▸ **DO THIS**
Give the lines of the listing that start at the line containing "Patent image size: (931, 650)." and end at the line containing "The thread crest loop 125 is at (438, 215).", both included, as a JSON list of strings with one string per line and blank lines left out.

[Recorded data]
-- Start --
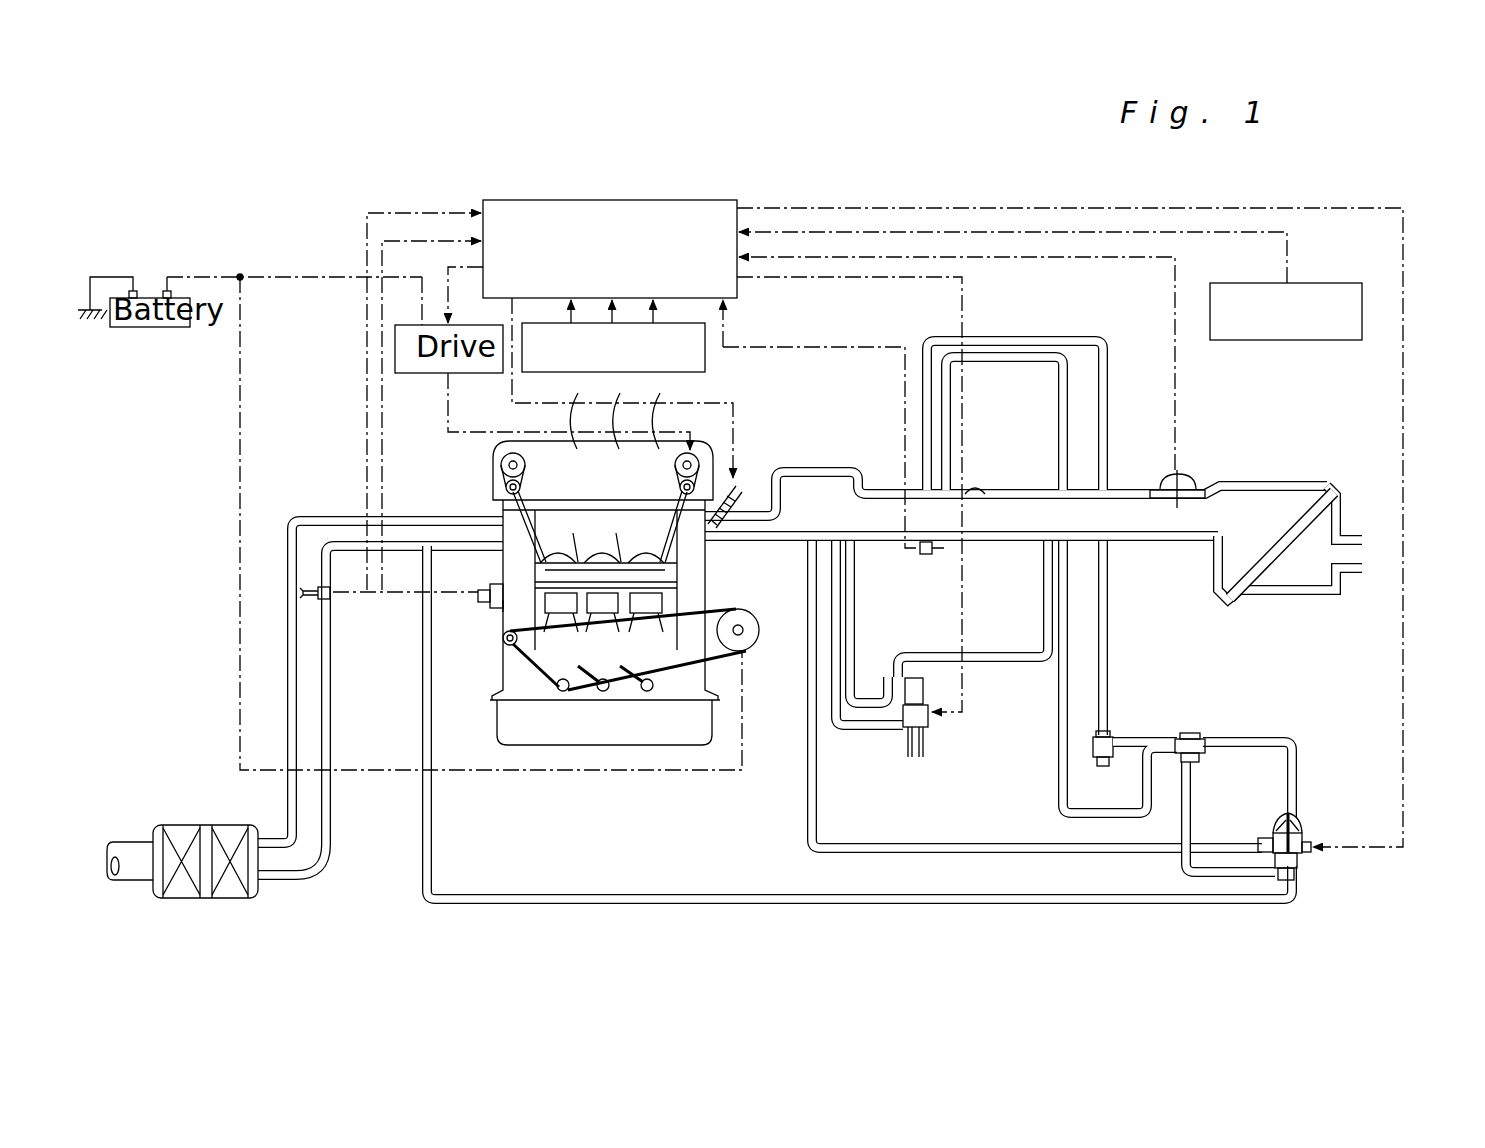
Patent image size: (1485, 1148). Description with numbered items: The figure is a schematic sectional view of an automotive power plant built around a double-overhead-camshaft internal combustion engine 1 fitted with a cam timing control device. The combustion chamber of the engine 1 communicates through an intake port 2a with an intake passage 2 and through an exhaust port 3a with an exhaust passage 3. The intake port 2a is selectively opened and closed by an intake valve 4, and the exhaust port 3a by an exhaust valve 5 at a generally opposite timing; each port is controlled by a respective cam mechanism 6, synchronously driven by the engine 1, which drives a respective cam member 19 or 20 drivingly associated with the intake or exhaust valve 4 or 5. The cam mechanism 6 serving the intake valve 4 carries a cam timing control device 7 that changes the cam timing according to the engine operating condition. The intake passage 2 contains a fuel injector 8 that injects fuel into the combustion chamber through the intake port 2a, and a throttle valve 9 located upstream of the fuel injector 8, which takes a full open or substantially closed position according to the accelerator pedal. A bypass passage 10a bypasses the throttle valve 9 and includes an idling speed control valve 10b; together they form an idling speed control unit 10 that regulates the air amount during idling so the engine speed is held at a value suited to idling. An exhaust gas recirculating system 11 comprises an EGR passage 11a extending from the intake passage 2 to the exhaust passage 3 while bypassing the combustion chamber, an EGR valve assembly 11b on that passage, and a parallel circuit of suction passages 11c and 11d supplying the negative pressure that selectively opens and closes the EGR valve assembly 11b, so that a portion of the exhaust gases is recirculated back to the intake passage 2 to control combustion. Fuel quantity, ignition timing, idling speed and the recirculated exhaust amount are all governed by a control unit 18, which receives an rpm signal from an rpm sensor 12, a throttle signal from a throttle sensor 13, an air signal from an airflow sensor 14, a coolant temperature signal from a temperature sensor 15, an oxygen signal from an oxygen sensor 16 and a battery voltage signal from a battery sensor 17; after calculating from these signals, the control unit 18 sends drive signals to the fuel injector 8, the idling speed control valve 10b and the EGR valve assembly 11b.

The internal combustion engine 1 is at (496, 706).
The intake passage 2 is at (792, 547).
The intake port 2a is at (670, 566).
The exhaust passage 3 is at (332, 680).
The exhaust port 3a is at (503, 606).
The intake valve 4 is at (705, 526).
The exhaust valve 5 is at (530, 540).
The cam mechanism 6 is at (498, 477).
The cam timing control device 7 is at (697, 455).
The fuel injector 8 is at (742, 492).
The throttle valve 9 is at (925, 515).
The idling speed control unit 10 is at (898, 735).
The bypass passage 10a is at (1003, 660).
The idling speed control valve 10b is at (930, 722).
The exhaust gas recirculating (EGR) system 11 is at (1309, 814).
The EGR passage 11a is at (1066, 874).
The EGR valve assembly 11b is at (1300, 862).
The suction passage 11c is at (1108, 632).
The suction passage 11d is at (1058, 738).
The rpm sensor 12 is at (705, 356).
The throttle sensor 13 is at (927, 556).
The airflow sensor 14 is at (1190, 477).
The temperature sensor 15 is at (478, 597).
The oxygen sensor 16 is at (340, 600).
The battery sensor 17 is at (1310, 341).
The control unit (ECU) 18 is at (740, 289).
The cam member 19 is at (658, 408).
The cam member 20 is at (497, 488).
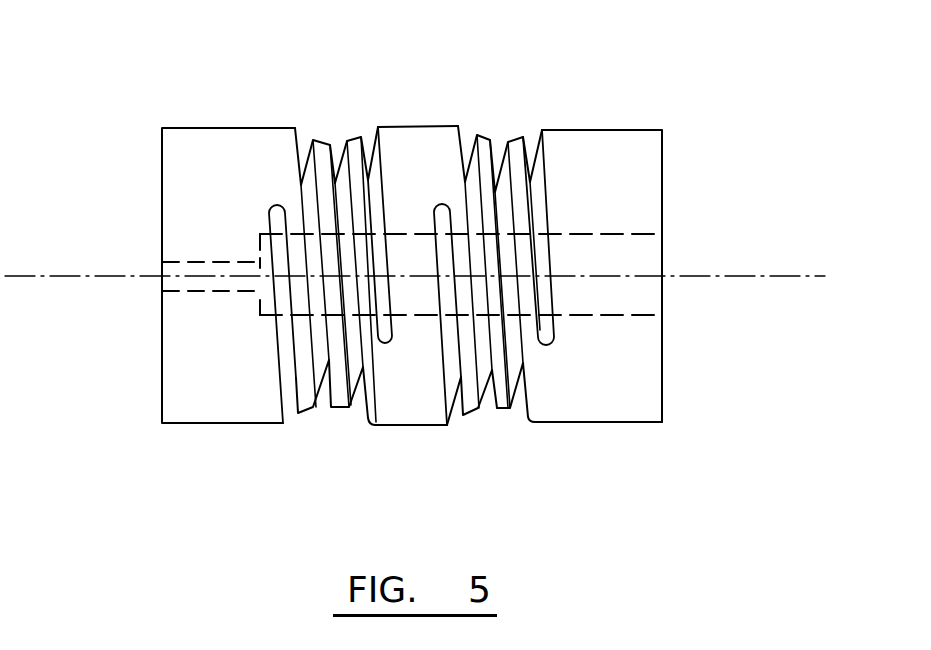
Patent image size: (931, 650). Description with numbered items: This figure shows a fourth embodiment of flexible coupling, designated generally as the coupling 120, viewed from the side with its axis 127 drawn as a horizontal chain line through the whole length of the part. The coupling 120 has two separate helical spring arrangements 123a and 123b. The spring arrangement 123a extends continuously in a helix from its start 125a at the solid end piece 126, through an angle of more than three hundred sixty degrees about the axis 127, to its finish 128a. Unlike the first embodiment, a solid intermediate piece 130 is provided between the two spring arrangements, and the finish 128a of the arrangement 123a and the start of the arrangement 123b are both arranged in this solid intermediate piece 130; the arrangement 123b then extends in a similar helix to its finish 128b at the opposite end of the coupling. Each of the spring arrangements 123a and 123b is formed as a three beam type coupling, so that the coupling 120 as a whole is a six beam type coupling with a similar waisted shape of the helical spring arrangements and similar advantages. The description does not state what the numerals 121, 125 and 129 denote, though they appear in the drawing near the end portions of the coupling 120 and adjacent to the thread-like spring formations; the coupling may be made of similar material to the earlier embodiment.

The flexible coupling 120 is at (641, 114).
The pin member 121 is at (645, 343).
The helical spring arrangement 123a is at (323, 163).
The helical spring arrangement 123b is at (515, 145).
The thread crest loop 125 is at (438, 215).
The start of spring arrangement 125a is at (276, 216).
The solid end piece 126 is at (203, 388).
The axis 127 is at (745, 268).
The finish of spring arrangement 128a is at (384, 343).
The finish of spring arrangement 128b is at (553, 337).
The end portion 129 is at (583, 398).
The solid intermediate piece 130 is at (423, 400).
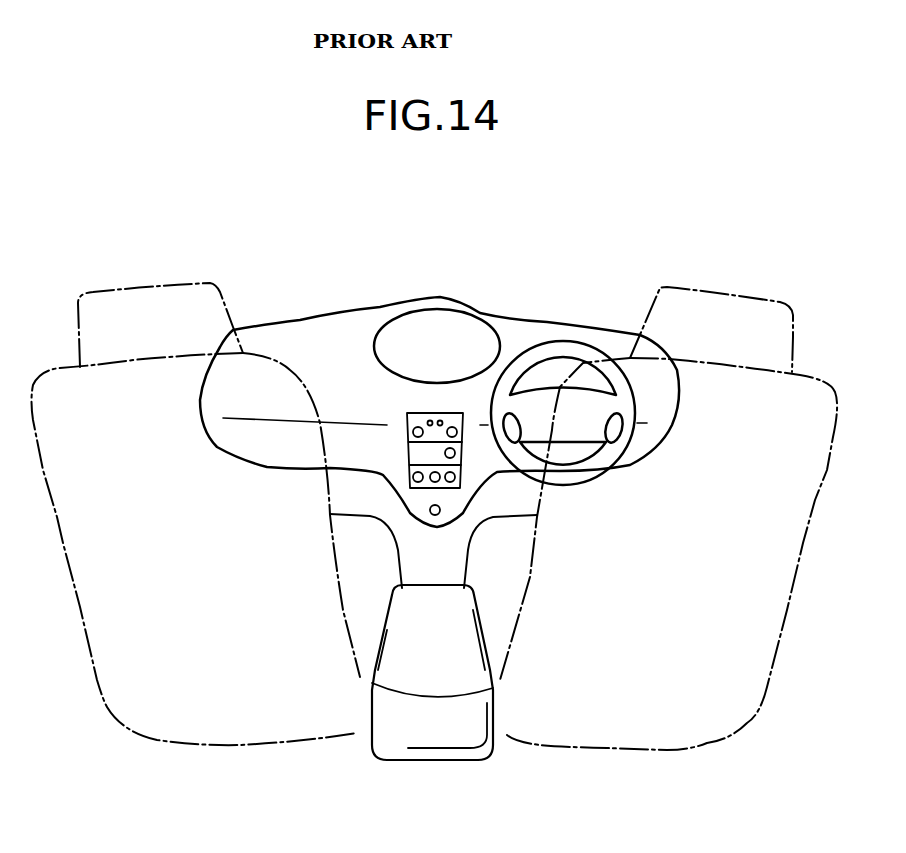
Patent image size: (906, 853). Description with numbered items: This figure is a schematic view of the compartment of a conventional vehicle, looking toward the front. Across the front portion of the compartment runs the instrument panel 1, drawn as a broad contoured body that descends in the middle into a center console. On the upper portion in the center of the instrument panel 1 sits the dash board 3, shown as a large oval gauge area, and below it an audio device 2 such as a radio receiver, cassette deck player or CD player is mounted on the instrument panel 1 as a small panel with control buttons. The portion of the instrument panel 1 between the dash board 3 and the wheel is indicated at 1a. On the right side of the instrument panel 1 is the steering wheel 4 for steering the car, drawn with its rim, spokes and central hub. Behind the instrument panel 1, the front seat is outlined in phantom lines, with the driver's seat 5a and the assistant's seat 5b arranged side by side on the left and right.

The instrument panel 1 is at (543, 330).
The center portion of instrument panel 1a is at (468, 417).
The audio device 2 is at (400, 450).
The dash board 3 is at (438, 327).
The steering wheel 4 is at (597, 347).
The driver's seat 5a is at (803, 377).
The assistant's seat 5b is at (58, 368).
-- End --
▸ **EXERCISE OUTPUT**
[
  "Patent image size: (931, 650). Description with numbered items: This figure shows a fourth embodiment of flexible coupling, designated generally as the coupling 120, viewed from the side with its axis 127 drawn as a horizontal chain line through the whole length of the part. The coupling 120 has two separate helical spring arrangements 123a and 123b. The spring arrangement 123a extends continuously in a helix from its start 125a at the solid end piece 126, through an angle of more than three hundred sixty degrees about the axis 127, to its finish 128a. Unlike the first embodiment, a solid intermediate piece 130 is provided between the two spring arrangements, and the finish 128a of the arrangement 123a and the start of the arrangement 123b are both arranged in this solid intermediate piece 130; the arrangement 123b then extends in a similar helix to its finish 128b at the opposite end of the coupling. Each of the spring arrangements 123a and 123b is formed as a three beam type coupling, so that the coupling 120 as a whole is a six beam type coupling with a similar waisted shape of the helical spring arrangements and similar advantages. The description does not state what the numerals 121, 125 and 129 denote, though they appear in the drawing near the end portions of the coupling 120 and adjacent to the thread-like spring formations; the coupling may be made of similar material to the earlier embodiment.",
  "The flexible coupling 120 is at (641, 114).",
  "The pin member 121 is at (645, 343).",
  "The helical spring arrangement 123a is at (323, 163).",
  "The helical spring arrangement 123b is at (515, 145).",
  "The thread crest loop 125 is at (438, 215)."
]